===== Dataset entries =====

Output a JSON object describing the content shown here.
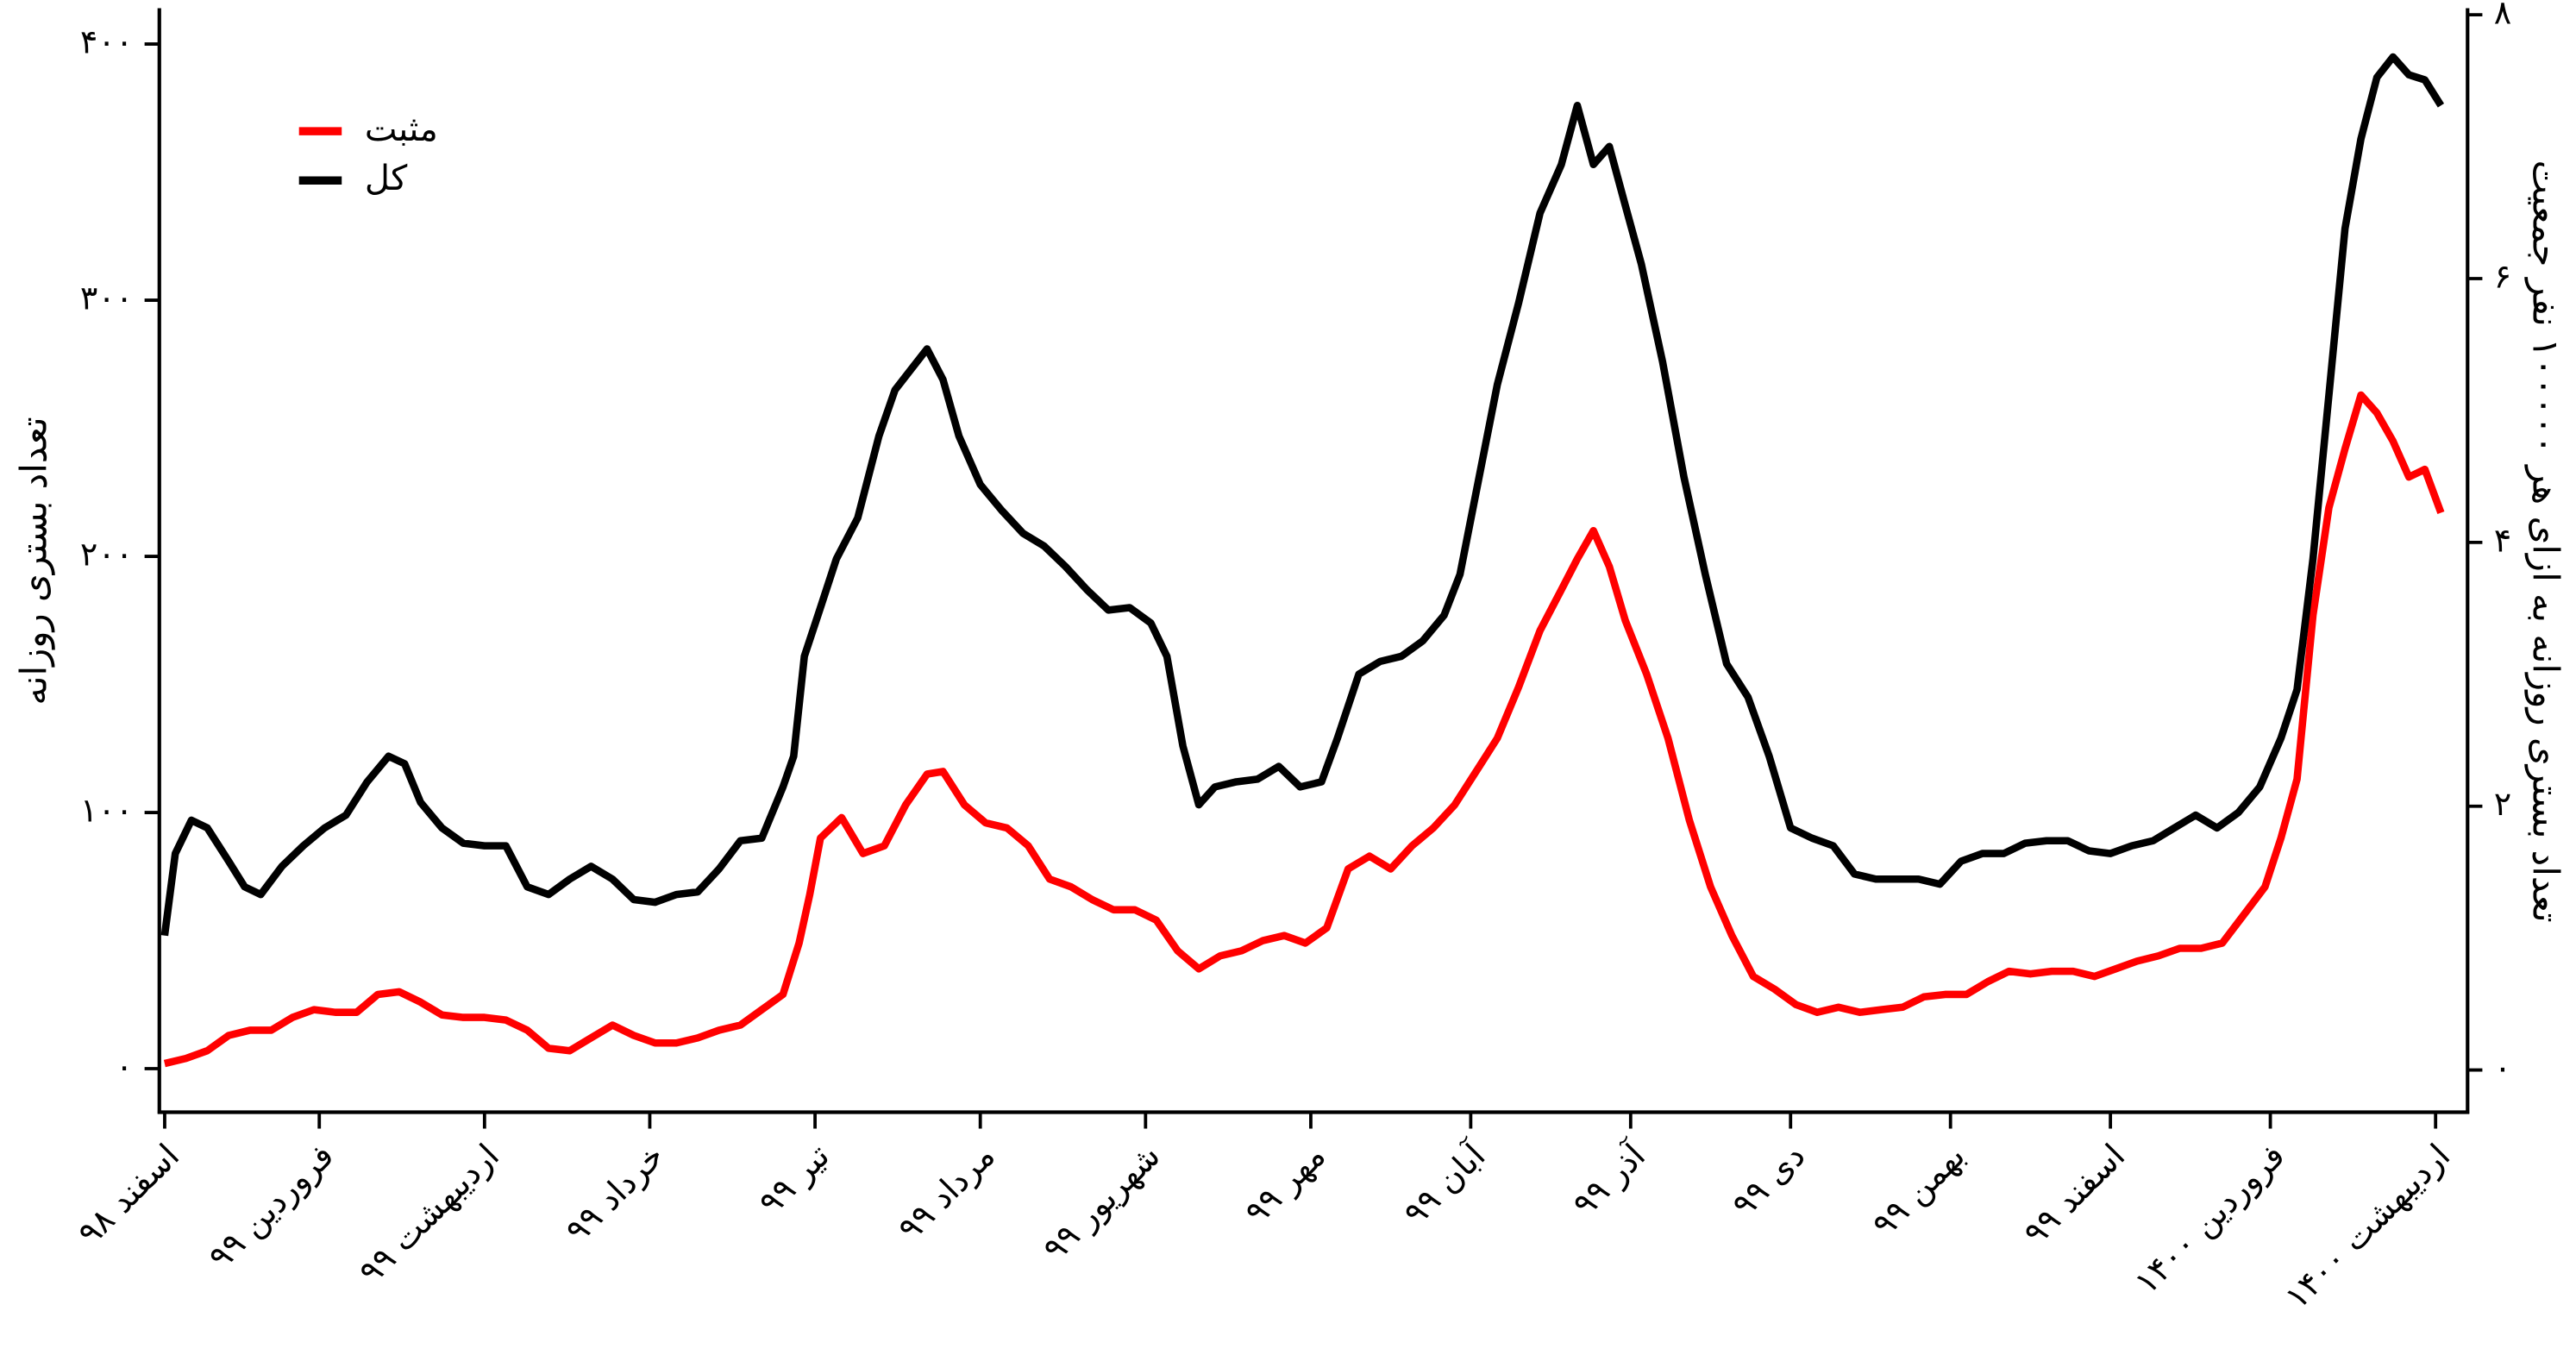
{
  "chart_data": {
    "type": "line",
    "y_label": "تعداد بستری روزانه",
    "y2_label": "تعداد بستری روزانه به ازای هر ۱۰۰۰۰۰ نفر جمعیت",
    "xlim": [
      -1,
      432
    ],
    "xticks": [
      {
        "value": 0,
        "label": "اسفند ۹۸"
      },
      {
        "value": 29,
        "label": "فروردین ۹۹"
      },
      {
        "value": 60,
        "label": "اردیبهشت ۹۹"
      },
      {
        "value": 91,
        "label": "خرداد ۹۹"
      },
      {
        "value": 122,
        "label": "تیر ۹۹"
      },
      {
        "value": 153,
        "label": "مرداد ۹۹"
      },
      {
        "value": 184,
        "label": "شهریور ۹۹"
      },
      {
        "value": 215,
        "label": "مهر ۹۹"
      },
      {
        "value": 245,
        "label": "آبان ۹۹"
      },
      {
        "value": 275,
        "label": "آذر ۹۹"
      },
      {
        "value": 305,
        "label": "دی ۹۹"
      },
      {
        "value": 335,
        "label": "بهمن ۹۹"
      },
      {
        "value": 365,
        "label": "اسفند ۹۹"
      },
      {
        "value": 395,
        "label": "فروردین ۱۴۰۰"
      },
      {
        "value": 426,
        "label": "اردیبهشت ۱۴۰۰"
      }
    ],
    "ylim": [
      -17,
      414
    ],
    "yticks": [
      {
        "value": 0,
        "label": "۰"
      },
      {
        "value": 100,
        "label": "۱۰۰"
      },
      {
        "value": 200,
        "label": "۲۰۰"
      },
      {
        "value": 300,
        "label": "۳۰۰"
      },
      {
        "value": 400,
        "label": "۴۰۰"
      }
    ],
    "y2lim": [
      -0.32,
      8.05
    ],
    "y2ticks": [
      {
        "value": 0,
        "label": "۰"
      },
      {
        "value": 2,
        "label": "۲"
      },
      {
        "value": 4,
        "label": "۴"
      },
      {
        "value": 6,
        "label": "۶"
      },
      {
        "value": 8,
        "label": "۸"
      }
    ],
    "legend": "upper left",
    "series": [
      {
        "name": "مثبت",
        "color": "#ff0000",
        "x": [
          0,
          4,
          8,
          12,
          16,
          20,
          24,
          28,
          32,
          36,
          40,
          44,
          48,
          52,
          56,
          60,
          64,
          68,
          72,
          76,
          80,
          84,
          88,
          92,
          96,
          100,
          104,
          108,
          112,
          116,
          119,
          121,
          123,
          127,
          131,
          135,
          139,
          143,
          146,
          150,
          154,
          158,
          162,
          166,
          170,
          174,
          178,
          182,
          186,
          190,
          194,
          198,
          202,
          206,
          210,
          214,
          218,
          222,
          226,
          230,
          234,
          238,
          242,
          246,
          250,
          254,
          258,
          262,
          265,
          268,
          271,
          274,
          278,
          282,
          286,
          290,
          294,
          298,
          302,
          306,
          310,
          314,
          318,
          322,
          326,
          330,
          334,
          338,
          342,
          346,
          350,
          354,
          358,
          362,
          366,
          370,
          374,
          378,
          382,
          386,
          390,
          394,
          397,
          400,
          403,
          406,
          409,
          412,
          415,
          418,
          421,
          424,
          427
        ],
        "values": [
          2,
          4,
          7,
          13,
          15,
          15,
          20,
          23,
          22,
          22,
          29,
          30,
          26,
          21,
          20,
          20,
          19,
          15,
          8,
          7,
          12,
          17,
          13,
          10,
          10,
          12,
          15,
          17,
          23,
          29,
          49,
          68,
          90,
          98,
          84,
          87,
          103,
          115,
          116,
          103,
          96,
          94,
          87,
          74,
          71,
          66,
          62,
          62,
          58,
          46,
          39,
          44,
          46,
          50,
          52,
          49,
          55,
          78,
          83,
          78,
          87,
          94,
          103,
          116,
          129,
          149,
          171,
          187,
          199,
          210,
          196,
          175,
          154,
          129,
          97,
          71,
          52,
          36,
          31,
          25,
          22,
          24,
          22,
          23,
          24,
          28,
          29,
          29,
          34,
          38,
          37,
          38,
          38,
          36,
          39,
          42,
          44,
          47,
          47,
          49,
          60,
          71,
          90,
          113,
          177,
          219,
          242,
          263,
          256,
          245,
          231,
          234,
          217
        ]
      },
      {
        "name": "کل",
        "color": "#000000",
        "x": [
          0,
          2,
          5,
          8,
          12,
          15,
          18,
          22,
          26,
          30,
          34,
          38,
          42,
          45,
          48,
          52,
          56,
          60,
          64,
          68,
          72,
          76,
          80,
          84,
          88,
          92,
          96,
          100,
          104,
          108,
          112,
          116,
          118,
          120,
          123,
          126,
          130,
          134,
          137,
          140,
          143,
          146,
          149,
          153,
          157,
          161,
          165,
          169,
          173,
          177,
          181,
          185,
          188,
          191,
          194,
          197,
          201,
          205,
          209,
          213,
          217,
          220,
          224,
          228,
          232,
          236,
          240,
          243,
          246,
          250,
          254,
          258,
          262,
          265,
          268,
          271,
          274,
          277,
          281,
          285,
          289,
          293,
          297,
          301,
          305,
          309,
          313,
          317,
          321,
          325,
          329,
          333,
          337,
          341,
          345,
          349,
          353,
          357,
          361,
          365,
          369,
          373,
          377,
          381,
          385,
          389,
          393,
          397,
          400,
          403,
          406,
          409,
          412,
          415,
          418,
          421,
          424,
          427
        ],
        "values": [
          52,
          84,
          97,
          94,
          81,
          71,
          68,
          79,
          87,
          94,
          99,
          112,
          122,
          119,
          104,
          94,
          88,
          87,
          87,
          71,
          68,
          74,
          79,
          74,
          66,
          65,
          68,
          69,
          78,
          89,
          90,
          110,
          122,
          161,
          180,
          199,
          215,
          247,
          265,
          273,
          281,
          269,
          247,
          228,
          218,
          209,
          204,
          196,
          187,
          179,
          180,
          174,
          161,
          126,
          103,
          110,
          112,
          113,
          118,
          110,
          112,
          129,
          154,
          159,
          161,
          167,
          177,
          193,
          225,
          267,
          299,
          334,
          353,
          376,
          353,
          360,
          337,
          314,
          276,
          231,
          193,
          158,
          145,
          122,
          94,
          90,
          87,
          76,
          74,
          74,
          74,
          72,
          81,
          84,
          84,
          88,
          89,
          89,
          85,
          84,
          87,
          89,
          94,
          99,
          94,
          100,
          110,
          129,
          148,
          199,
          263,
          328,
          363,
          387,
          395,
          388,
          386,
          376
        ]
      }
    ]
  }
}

=====

[Job]: Quote the data exactly, leaving every image out of the copy.

[The answer]:
Output a JSON object describing the content shown here.
{
  "chart_data": {
    "type": "line",
    "y_label": "تعداد بستری روزانه",
    "y2_label": "تعداد بستری روزانه به ازای هر ۱۰۰۰۰۰ نفر جمعیت",
    "xlim": [
      -1,
      432
    ],
    "xticks": [
      {
        "value": 0,
        "label": "اسفند ۹۸"
      },
      {
        "value": 29,
        "label": "فروردین ۹۹"
      },
      {
        "value": 60,
        "label": "اردیبهشت ۹۹"
      },
      {
        "value": 91,
        "label": "خرداد ۹۹"
      },
      {
        "value": 122,
        "label": "تیر ۹۹"
      },
      {
        "value": 153,
        "label": "مرداد ۹۹"
      },
      {
        "value": 184,
        "label": "شهریور ۹۹"
      },
      {
        "value": 215,
        "label": "مهر ۹۹"
      },
      {
        "value": 245,
        "label": "آبان ۹۹"
      },
      {
        "value": 275,
        "label": "آذر ۹۹"
      },
      {
        "value": 305,
        "label": "دی ۹۹"
      },
      {
        "value": 335,
        "label": "بهمن ۹۹"
      },
      {
        "value": 365,
        "label": "اسفند ۹۹"
      },
      {
        "value": 395,
        "label": "فروردین ۱۴۰۰"
      },
      {
        "value": 426,
        "label": "اردیبهشت ۱۴۰۰"
      }
    ],
    "ylim": [
      -17,
      414
    ],
    "yticks": [
      {
        "value": 0,
        "label": "۰"
      },
      {
        "value": 100,
        "label": "۱۰۰"
      },
      {
        "value": 200,
        "label": "۲۰۰"
      },
      {
        "value": 300,
        "label": "۳۰۰"
      },
      {
        "value": 400,
        "label": "۴۰۰"
      }
    ],
    "y2lim": [
      -0.32,
      8.05
    ],
    "y2ticks": [
      {
        "value": 0,
        "label": "۰"
      },
      {
        "value": 2,
        "label": "۲"
      },
      {
        "value": 4,
        "label": "۴"
      },
      {
        "value": 6,
        "label": "۶"
      },
      {
        "value": 8,
        "label": "۸"
      }
    ],
    "legend": "upper left",
    "series": [
      {
        "name": "مثبت",
        "color": "#ff0000",
        "x": [
          0,
          4,
          8,
          12,
          16,
          20,
          24,
          28,
          32,
          36,
          40,
          44,
          48,
          52,
          56,
          60,
          64,
          68,
          72,
          76,
          80,
          84,
          88,
          92,
          96,
          100,
          104,
          108,
          112,
          116,
          119,
          121,
          123,
          127,
          131,
          135,
          139,
          143,
          146,
          150,
          154,
          158,
          162,
          166,
          170,
          174,
          178,
          182,
          186,
          190,
          194,
          198,
          202,
          206,
          210,
          214,
          218,
          222,
          226,
          230,
          234,
          238,
          242,
          246,
          250,
          254,
          258,
          262,
          265,
          268,
          271,
          274,
          278,
          282,
          286,
          290,
          294,
          298,
          302,
          306,
          310,
          314,
          318,
          322,
          326,
          330,
          334,
          338,
          342,
          346,
          350,
          354,
          358,
          362,
          366,
          370,
          374,
          378,
          382,
          386,
          390,
          394,
          397,
          400,
          403,
          406,
          409,
          412,
          415,
          418,
          421,
          424,
          427
        ],
        "values": [
          2,
          4,
          7,
          13,
          15,
          15,
          20,
          23,
          22,
          22,
          29,
          30,
          26,
          21,
          20,
          20,
          19,
          15,
          8,
          7,
          12,
          17,
          13,
          10,
          10,
          12,
          15,
          17,
          23,
          29,
          49,
          68,
          90,
          98,
          84,
          87,
          103,
          115,
          116,
          103,
          96,
          94,
          87,
          74,
          71,
          66,
          62,
          62,
          58,
          46,
          39,
          44,
          46,
          50,
          52,
          49,
          55,
          78,
          83,
          78,
          87,
          94,
          103,
          116,
          129,
          149,
          171,
          187,
          199,
          210,
          196,
          175,
          154,
          129,
          97,
          71,
          52,
          36,
          31,
          25,
          22,
          24,
          22,
          23,
          24,
          28,
          29,
          29,
          34,
          38,
          37,
          38,
          38,
          36,
          39,
          42,
          44,
          47,
          47,
          49,
          60,
          71,
          90,
          113,
          177,
          219,
          242,
          263,
          256,
          245,
          231,
          234,
          217
        ]
      },
      {
        "name": "کل",
        "color": "#000000",
        "x": [
          0,
          2,
          5,
          8,
          12,
          15,
          18,
          22,
          26,
          30,
          34,
          38,
          42,
          45,
          48,
          52,
          56,
          60,
          64,
          68,
          72,
          76,
          80,
          84,
          88,
          92,
          96,
          100,
          104,
          108,
          112,
          116,
          118,
          120,
          123,
          126,
          130,
          134,
          137,
          140,
          143,
          146,
          149,
          153,
          157,
          161,
          165,
          169,
          173,
          177,
          181,
          185,
          188,
          191,
          194,
          197,
          201,
          205,
          209,
          213,
          217,
          220,
          224,
          228,
          232,
          236,
          240,
          243,
          246,
          250,
          254,
          258,
          262,
          265,
          268,
          271,
          274,
          277,
          281,
          285,
          289,
          293,
          297,
          301,
          305,
          309,
          313,
          317,
          321,
          325,
          329,
          333,
          337,
          341,
          345,
          349,
          353,
          357,
          361,
          365,
          369,
          373,
          377,
          381,
          385,
          389,
          393,
          397,
          400,
          403,
          406,
          409,
          412,
          415,
          418,
          421,
          424,
          427
        ],
        "values": [
          52,
          84,
          97,
          94,
          81,
          71,
          68,
          79,
          87,
          94,
          99,
          112,
          122,
          119,
          104,
          94,
          88,
          87,
          87,
          71,
          68,
          74,
          79,
          74,
          66,
          65,
          68,
          69,
          78,
          89,
          90,
          110,
          122,
          161,
          180,
          199,
          215,
          247,
          265,
          273,
          281,
          269,
          247,
          228,
          218,
          209,
          204,
          196,
          187,
          179,
          180,
          174,
          161,
          126,
          103,
          110,
          112,
          113,
          118,
          110,
          112,
          129,
          154,
          159,
          161,
          167,
          177,
          193,
          225,
          267,
          299,
          334,
          353,
          376,
          353,
          360,
          337,
          314,
          276,
          231,
          193,
          158,
          145,
          122,
          94,
          90,
          87,
          76,
          74,
          74,
          74,
          72,
          81,
          84,
          84,
          88,
          89,
          89,
          85,
          84,
          87,
          89,
          94,
          99,
          94,
          100,
          110,
          129,
          148,
          199,
          263,
          328,
          363,
          387,
          395,
          388,
          386,
          376
        ]
      }
    ]
  }
}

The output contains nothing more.